• _Supplied information_:

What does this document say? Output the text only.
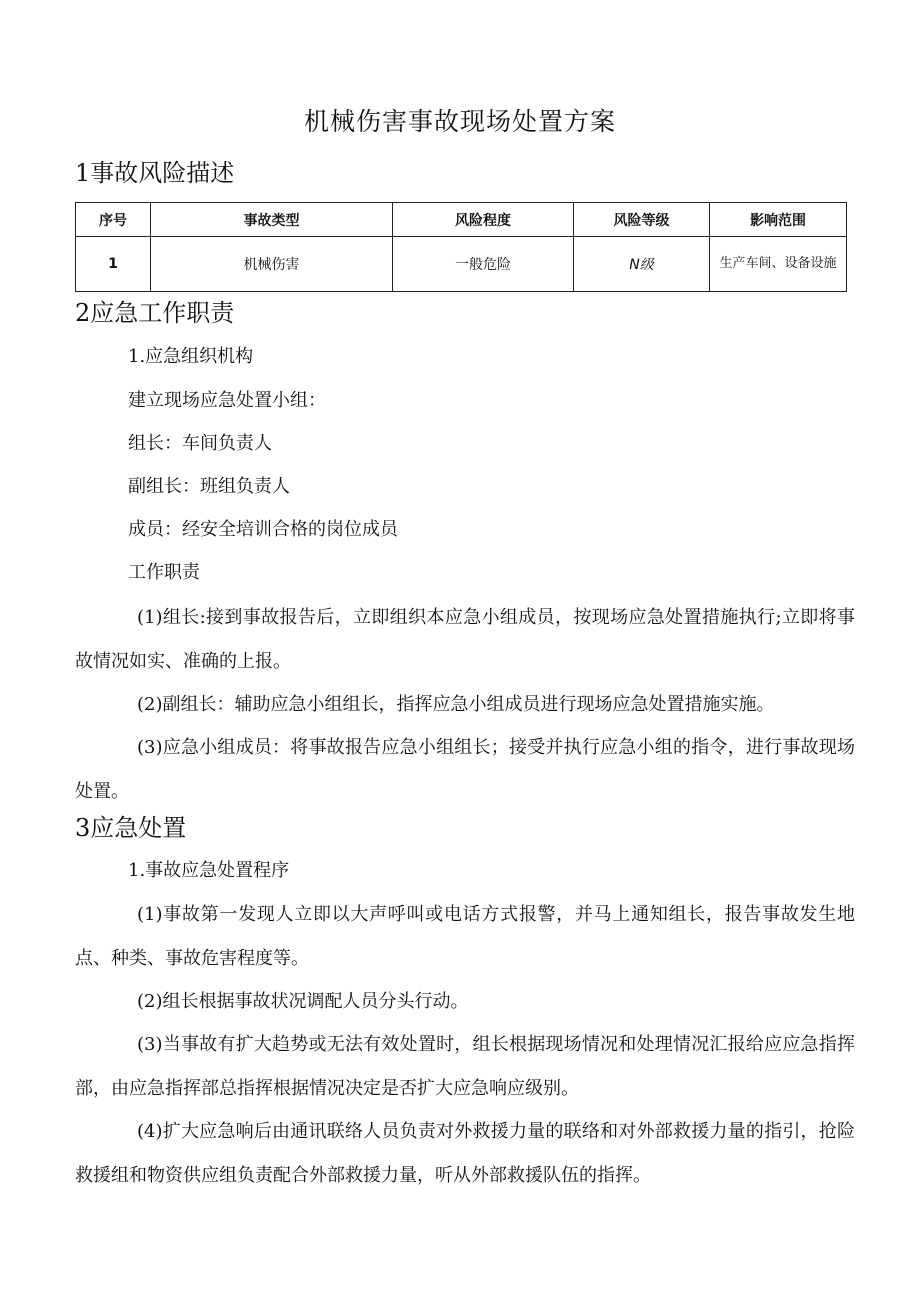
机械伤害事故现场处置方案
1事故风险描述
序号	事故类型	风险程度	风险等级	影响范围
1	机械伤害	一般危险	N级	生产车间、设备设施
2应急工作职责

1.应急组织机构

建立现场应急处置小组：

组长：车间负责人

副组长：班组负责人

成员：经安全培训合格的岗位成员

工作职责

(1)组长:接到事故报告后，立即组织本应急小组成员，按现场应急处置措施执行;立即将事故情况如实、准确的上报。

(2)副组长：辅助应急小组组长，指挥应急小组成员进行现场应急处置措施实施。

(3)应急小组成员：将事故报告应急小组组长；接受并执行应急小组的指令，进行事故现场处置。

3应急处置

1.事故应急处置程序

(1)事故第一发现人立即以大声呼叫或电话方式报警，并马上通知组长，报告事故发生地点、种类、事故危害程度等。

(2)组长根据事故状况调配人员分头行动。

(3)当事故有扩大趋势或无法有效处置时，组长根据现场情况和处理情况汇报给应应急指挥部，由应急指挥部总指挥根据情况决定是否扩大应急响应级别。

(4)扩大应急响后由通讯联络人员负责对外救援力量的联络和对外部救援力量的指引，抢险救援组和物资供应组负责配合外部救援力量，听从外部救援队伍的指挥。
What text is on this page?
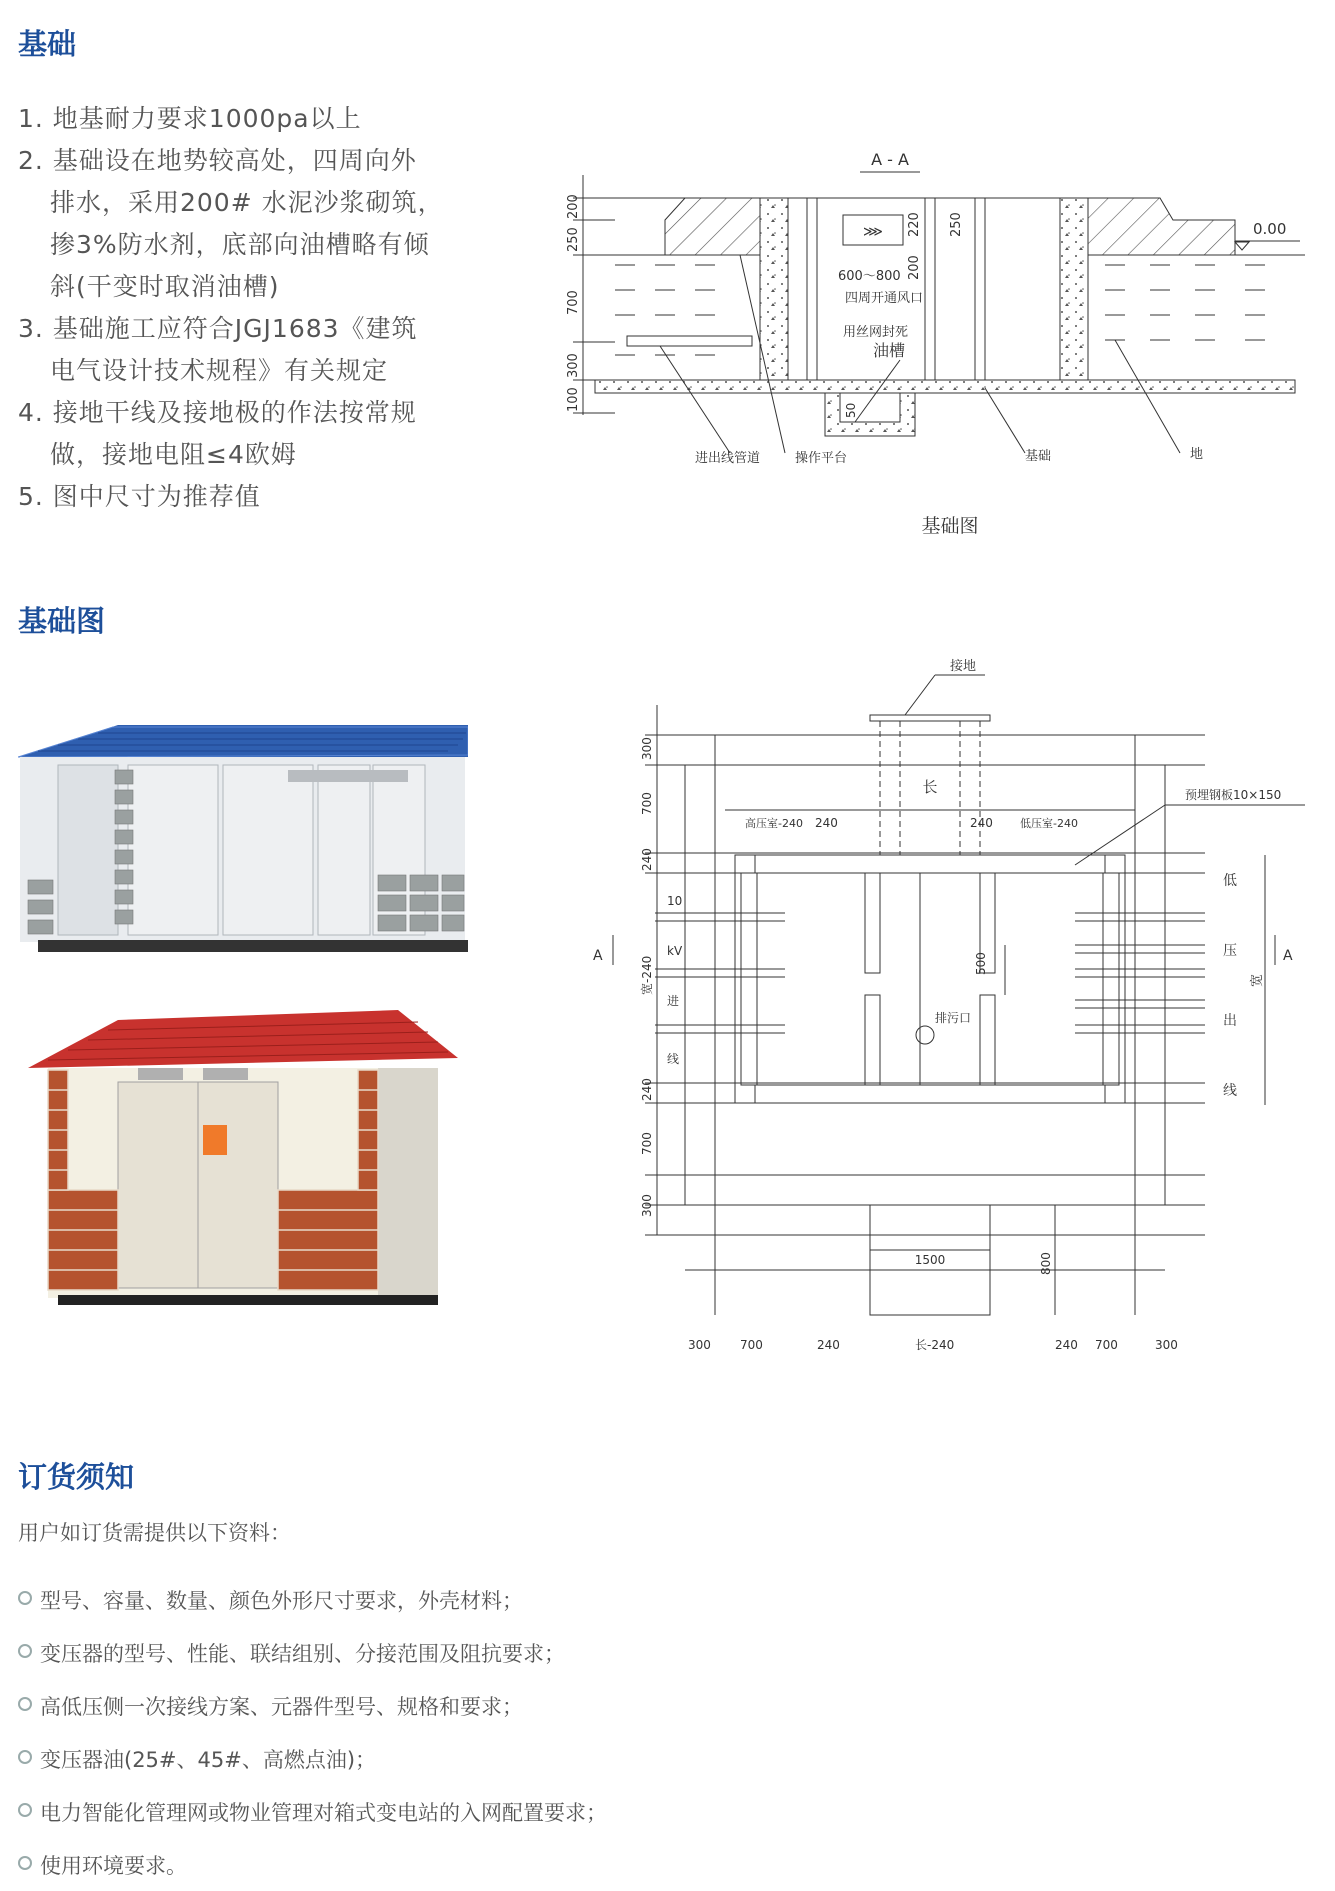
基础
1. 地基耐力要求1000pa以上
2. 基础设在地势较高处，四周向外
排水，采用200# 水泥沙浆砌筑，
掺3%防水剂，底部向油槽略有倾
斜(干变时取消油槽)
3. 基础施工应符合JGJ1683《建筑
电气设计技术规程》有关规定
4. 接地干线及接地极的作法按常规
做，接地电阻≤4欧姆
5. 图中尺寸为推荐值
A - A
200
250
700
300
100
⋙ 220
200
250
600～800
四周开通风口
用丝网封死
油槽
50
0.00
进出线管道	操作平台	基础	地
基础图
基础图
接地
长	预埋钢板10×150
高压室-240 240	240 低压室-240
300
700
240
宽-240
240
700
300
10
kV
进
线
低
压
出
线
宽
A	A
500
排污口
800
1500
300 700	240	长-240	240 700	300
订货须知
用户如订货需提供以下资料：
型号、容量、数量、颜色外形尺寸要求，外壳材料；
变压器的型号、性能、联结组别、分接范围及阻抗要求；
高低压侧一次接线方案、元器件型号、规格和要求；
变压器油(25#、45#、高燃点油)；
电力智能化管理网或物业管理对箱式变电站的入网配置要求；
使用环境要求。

• _Task instructions_: Exclude the pictures and transcribe all of the entries exactly.

• _Response to the exercise_:
What does this document say? Output the text only.
机械伤害事故现场处置方案
1事故风险描述
序号	事故类型	风险程度	风险等级	影响范围
1	机械伤害	一般危险	N级	生产车间、设备设施
2应急工作职责

1.应急组织机构

建立现场应急处置小组：

组长：车间负责人

副组长：班组负责人

成员：经安全培训合格的岗位成员

工作职责

(1)组长:接到事故报告后，立即组织本应急小组成员，按现场应急处置措施执行;立即将事故情况如实、准确的上报。

(2)副组长：辅助应急小组组长，指挥应急小组成员进行现场应急处置措施实施。

(3)应急小组成员：将事故报告应急小组组长；接受并执行应急小组的指令，进行事故现场处置。

3应急处置

1.事故应急处置程序

(1)事故第一发现人立即以大声呼叫或电话方式报警，并马上通知组长，报告事故发生地点、种类、事故危害程度等。

(2)组长根据事故状况调配人员分头行动。

(3)当事故有扩大趋势或无法有效处置时，组长根据现场情况和处理情况汇报给应应急指挥部，由应急指挥部总指挥根据情况决定是否扩大应急响应级别。

(4)扩大应急响后由通讯联络人员负责对外救援力量的联络和对外部救援力量的指引，抢险救援组和物资供应组负责配合外部救援力量，听从外部救援队伍的指挥。
What text is on this page?
基础
1. 地基耐力要求1000pa以上
2. 基础设在地势较高处，四周向外
排水，采用200# 水泥沙浆砌筑，
掺3%防水剂，底部向油槽略有倾
斜(干变时取消油槽)
3. 基础施工应符合JGJ1683《建筑
电气设计技术规程》有关规定
4. 接地干线及接地极的作法按常规
做，接地电阻≤4欧姆
5. 图中尺寸为推荐值
A - A
200
250
700
300
100
⋙ 220
200
250
600～800
四周开通风口
用丝网封死
油槽
50
0.00
进出线管道	操作平台	基础	地
基础图
基础图
接地
长	预埋钢板10×150
高压室-240 240	240 低压室-240
300
700
240
宽-240
240
700
300
10
kV
进
线
低
压
出
线
宽
A	A
500
排污口
800
1500
300 700	240	长-240	240 700	300
订货须知
用户如订货需提供以下资料：
型号、容量、数量、颜色外形尺寸要求，外壳材料；
变压器的型号、性能、联结组别、分接范围及阻抗要求；
高低压侧一次接线方案、元器件型号、规格和要求；
变压器油(25#、45#、高燃点油)；
电力智能化管理网或物业管理对箱式变电站的入网配置要求；
使用环境要求。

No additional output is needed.